═══ Source material

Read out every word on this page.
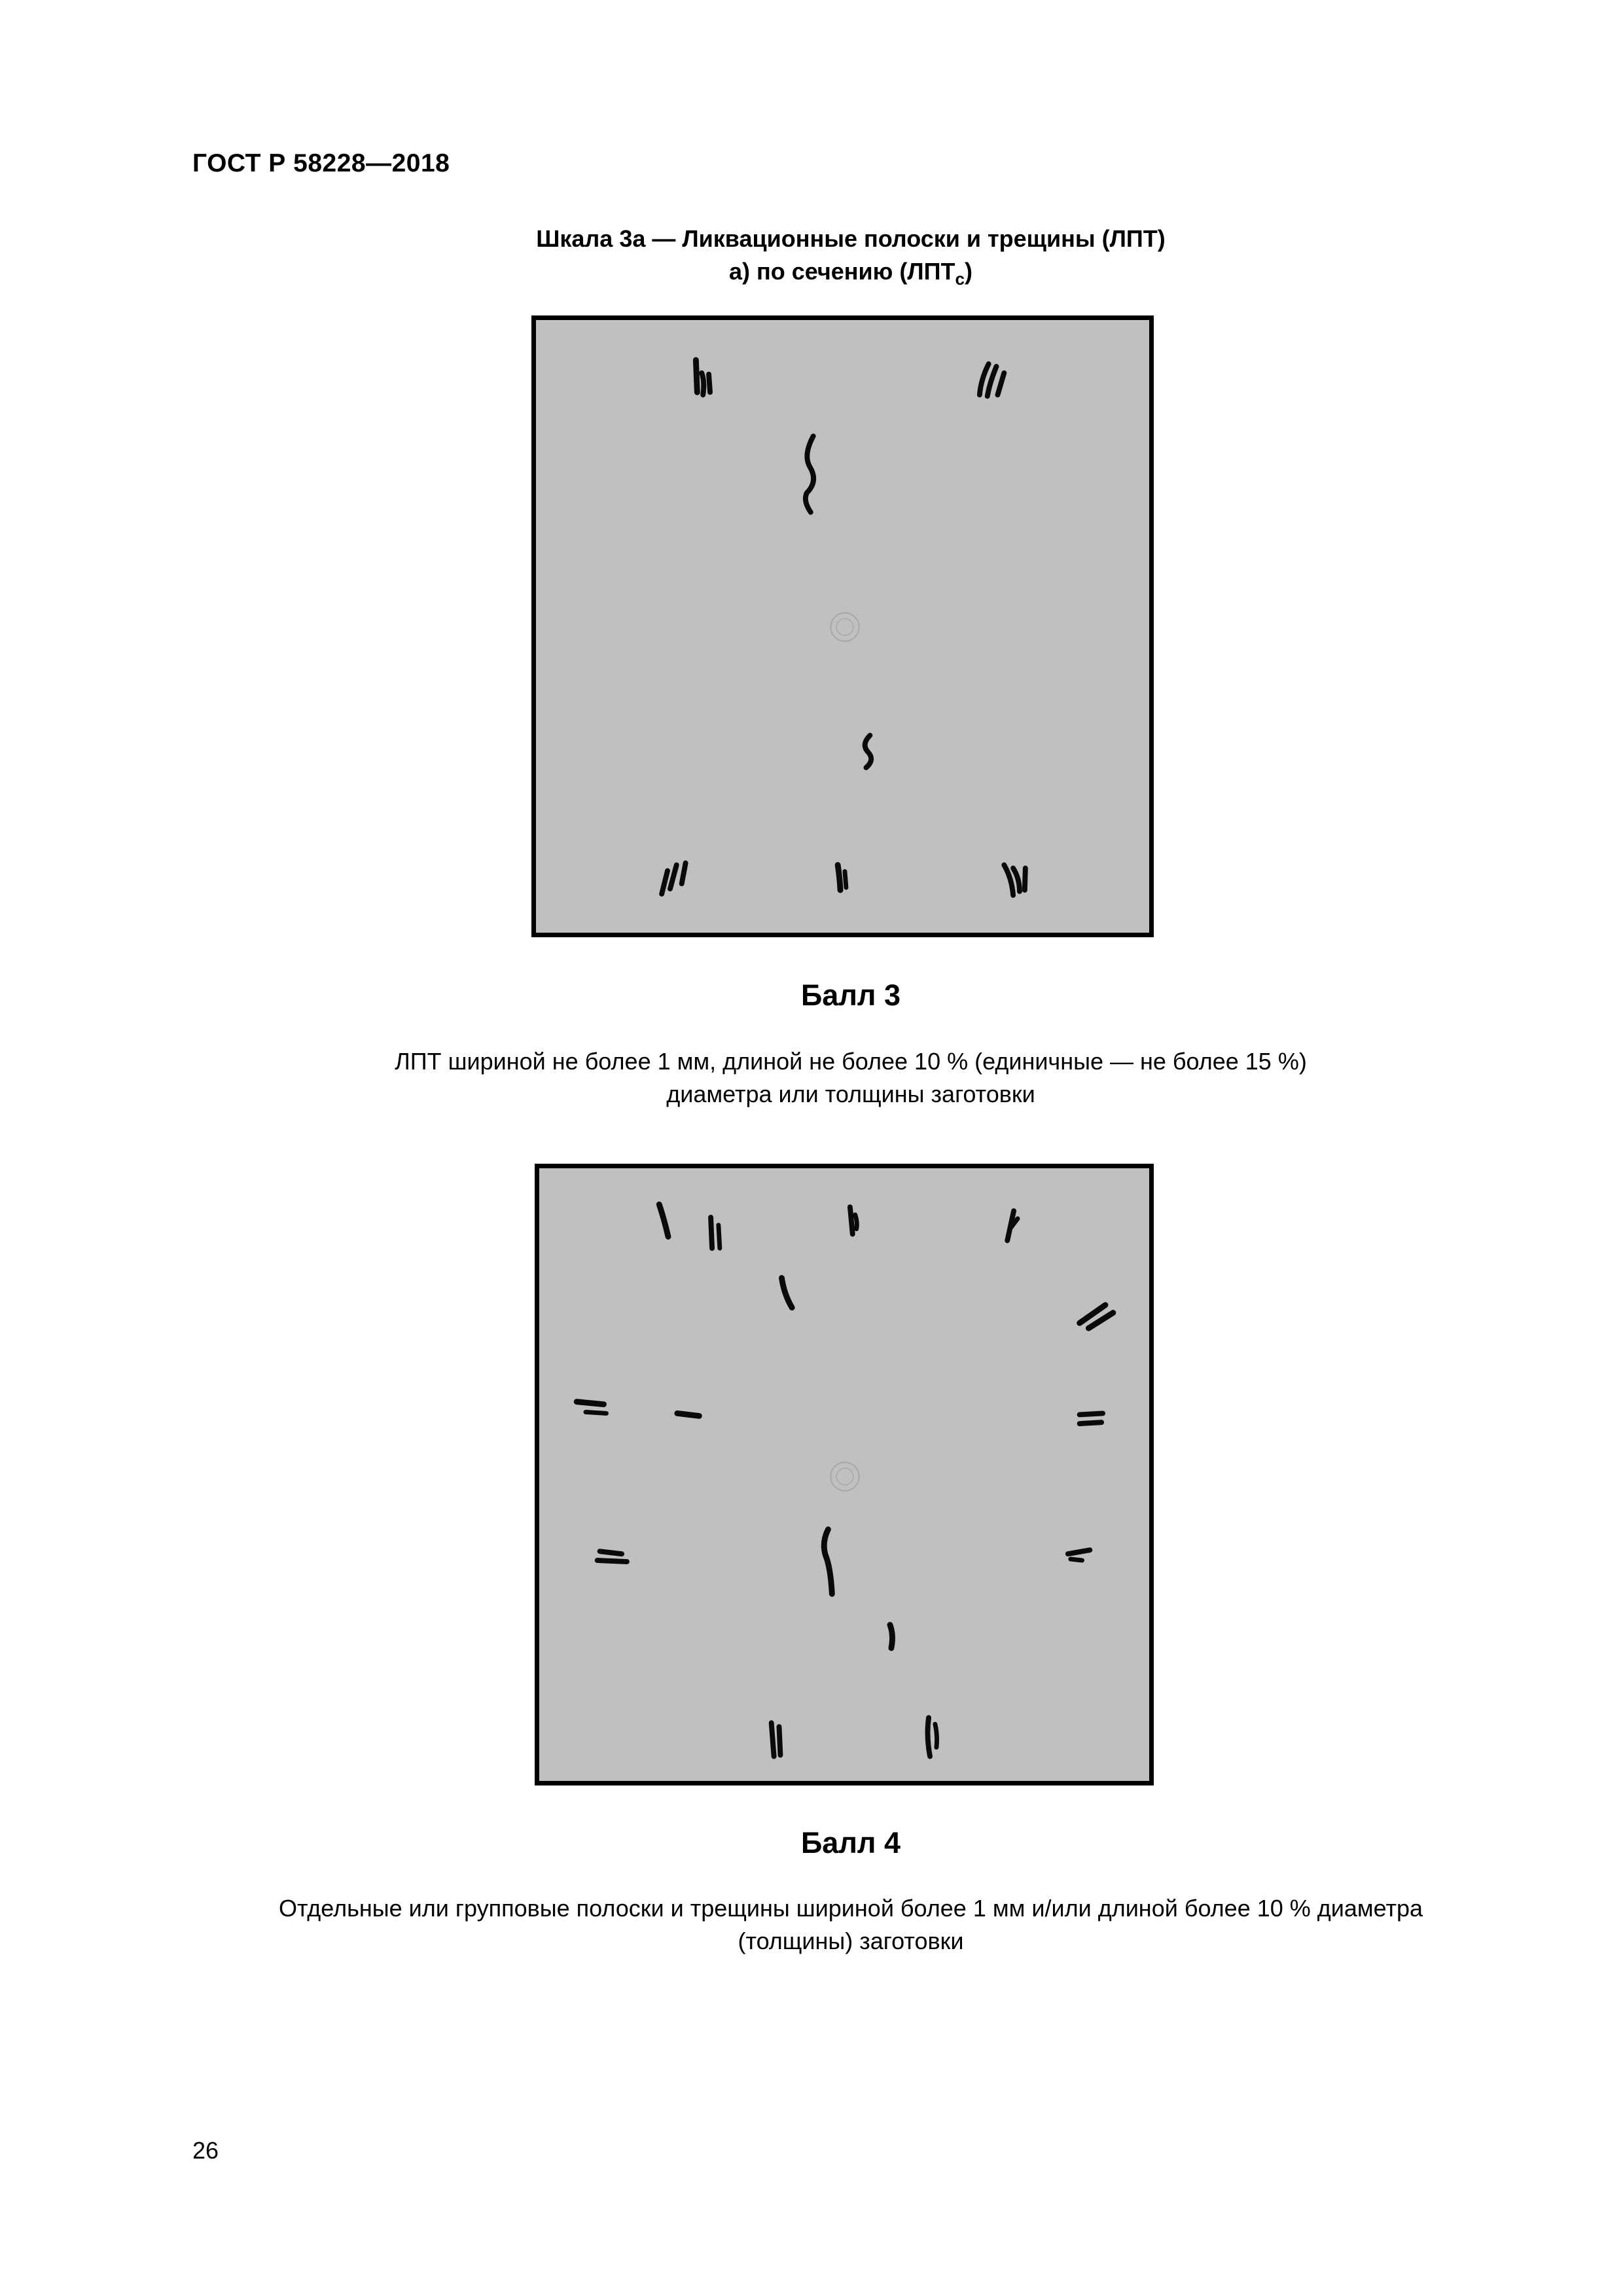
ГОСТ Р 58228—2018
Шкала 3а — Ликвационные полоски и трещины (ЛПТ)
а) по сечению $(ЛПТ_с)$
Балл 3
ЛПТ шириной не более 1 мм, длиной не более 10 % (единичные — не более 15 %)
диаметра или толщины заготовки
Балл 4
Отдельные или групповые полоски и трещины шириной более 1 мм и/или длиной более 10 % диаметра
(толщины) заготовки
26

══════

:: What to produce ::
Write out the records above once more, word for word, with no pictures.

:: Response to the task ::
Read out every word on this page.
ГОСТ Р 58228—2018
Шкала 3а — Ликвационные полоски и трещины (ЛПТ)
а) по сечению $(ЛПТ_с)$
Балл 3
ЛПТ шириной не более 1 мм, длиной не более 10 % (единичные — не более 15 %)
диаметра или толщины заготовки
Балл 4
Отдельные или групповые полоски и трещины шириной более 1 мм и/или длиной более 10 % диаметра
(толщины) заготовки
26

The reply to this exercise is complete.